Saved entries:
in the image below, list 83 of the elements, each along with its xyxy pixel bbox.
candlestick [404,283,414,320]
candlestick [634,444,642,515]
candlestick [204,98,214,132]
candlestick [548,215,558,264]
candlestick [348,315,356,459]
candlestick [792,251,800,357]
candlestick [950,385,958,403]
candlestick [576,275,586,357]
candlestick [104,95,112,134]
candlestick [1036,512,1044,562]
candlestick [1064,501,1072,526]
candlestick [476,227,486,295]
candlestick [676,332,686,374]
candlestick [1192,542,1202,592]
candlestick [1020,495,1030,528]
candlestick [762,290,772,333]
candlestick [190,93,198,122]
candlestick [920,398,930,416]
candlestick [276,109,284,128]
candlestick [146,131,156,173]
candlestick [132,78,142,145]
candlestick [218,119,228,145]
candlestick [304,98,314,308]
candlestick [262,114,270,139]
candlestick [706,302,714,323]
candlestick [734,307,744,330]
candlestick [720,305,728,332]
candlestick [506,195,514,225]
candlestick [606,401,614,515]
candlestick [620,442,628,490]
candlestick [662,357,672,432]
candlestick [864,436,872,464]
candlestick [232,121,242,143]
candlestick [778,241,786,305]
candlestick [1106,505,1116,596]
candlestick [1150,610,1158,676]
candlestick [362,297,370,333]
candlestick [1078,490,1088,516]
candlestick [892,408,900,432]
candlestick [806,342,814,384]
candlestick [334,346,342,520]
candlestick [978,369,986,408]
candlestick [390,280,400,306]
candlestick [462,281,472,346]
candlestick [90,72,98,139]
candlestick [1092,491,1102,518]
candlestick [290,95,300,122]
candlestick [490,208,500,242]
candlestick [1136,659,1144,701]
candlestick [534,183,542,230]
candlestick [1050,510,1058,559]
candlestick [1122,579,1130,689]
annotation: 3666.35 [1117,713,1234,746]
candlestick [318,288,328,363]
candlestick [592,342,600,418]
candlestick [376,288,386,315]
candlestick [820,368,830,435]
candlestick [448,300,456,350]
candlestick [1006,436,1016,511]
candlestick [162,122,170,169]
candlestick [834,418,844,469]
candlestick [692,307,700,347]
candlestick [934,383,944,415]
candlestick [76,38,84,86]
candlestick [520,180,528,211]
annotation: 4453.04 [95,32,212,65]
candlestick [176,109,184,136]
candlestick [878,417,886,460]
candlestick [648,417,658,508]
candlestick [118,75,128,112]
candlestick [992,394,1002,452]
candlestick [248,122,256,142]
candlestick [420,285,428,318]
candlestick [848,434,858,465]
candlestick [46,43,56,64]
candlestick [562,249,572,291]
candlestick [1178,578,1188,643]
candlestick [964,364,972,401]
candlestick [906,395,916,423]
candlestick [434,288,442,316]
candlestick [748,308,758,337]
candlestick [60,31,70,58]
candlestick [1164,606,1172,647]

> Instructions for the task
Lay out the records from their first line through the line containing "candlestick [792,251,800,357]" as a Markdown table with the columns No. and Line. Give each line its row number, and leave out any blank lines.

> Solution to this problem
| No. | Line |
|---|---|
| 1 | in the image below, list 83 of the elements, each along with its xyxy pixel bbox. |
| 2 | candlestick [404,283,414,320] |
| 3 | candlestick [634,444,642,515] |
| 4 | candlestick [204,98,214,132] |
| 5 | candlestick [548,215,558,264] |
| 6 | candlestick [348,315,356,459] |
| 7 | candlestick [792,251,800,357] |